Copy out the listing that follows, exactly, without its pictures.

**Extracted records**.
-=-=-
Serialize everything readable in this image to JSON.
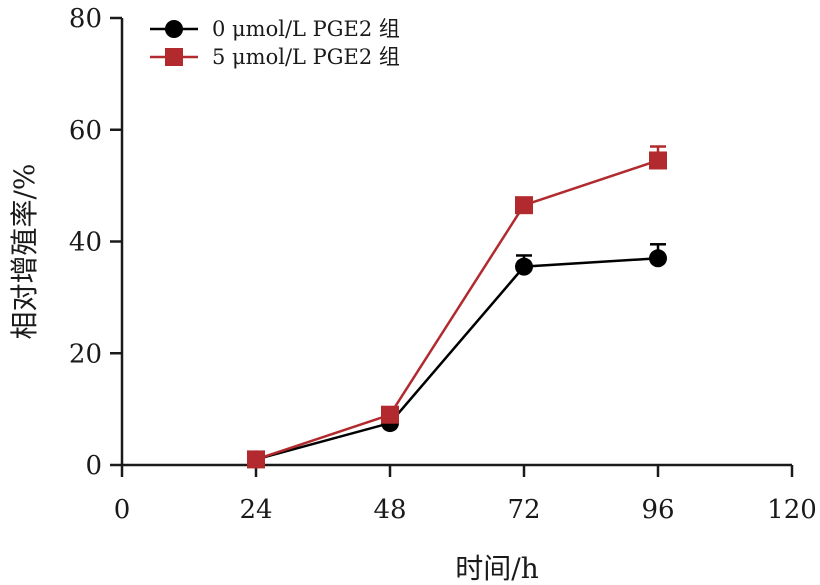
{
  "chart_data": {
    "type": "line",
    "xlabel": "时间/h",
    "ylabel": "相对增殖率/%",
    "xlim": [
      0,
      120
    ],
    "ylim": [
      0,
      80
    ],
    "xticks": [
      0,
      24,
      48,
      72,
      96,
      120
    ],
    "yticks": [
      0,
      20,
      40,
      60,
      80
    ],
    "xtick_labels": [
      "0",
      "24",
      "48",
      "72",
      "96",
      "120"
    ],
    "ytick_labels": [
      "0",
      "20",
      "40",
      "60",
      "80"
    ],
    "grid": false,
    "legend_position": "top-left",
    "series": [
      {
        "name": "0 μmol/L PGE2 组",
        "color": "#000000",
        "marker": "circle",
        "x": [
          24,
          48,
          72,
          96
        ],
        "y": [
          1,
          7.5,
          35.5,
          37
        ],
        "error": [
          0,
          0,
          2,
          2.5
        ]
      },
      {
        "name": "5 μmol/L PGE2 组",
        "color": "#b22a2e",
        "marker": "square",
        "x": [
          24,
          48,
          72,
          96
        ],
        "y": [
          1,
          9,
          46.5,
          54.5
        ],
        "error": [
          0,
          0,
          0,
          2.5
        ]
      }
    ]
  }
}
-=-=-
**Task output**.
Serialize everything readable in this image to JSON.
{
  "chart_data": {
    "type": "line",
    "xlabel": "时间/h",
    "ylabel": "相对增殖率/%",
    "xlim": [
      0,
      120
    ],
    "ylim": [
      0,
      80
    ],
    "xticks": [
      0,
      24,
      48,
      72,
      96,
      120
    ],
    "yticks": [
      0,
      20,
      40,
      60,
      80
    ],
    "xtick_labels": [
      "0",
      "24",
      "48",
      "72",
      "96",
      "120"
    ],
    "ytick_labels": [
      "0",
      "20",
      "40",
      "60",
      "80"
    ],
    "grid": false,
    "legend_position": "top-left",
    "series": [
      {
        "name": "0 μmol/L PGE2 组",
        "color": "#000000",
        "marker": "circle",
        "x": [
          24,
          48,
          72,
          96
        ],
        "y": [
          1,
          7.5,
          35.5,
          37
        ],
        "error": [
          0,
          0,
          2,
          2.5
        ]
      },
      {
        "name": "5 μmol/L PGE2 组",
        "color": "#b22a2e",
        "marker": "square",
        "x": [
          24,
          48,
          72,
          96
        ],
        "y": [
          1,
          9,
          46.5,
          54.5
        ],
        "error": [
          0,
          0,
          0,
          2.5
        ]
      }
    ]
  }
}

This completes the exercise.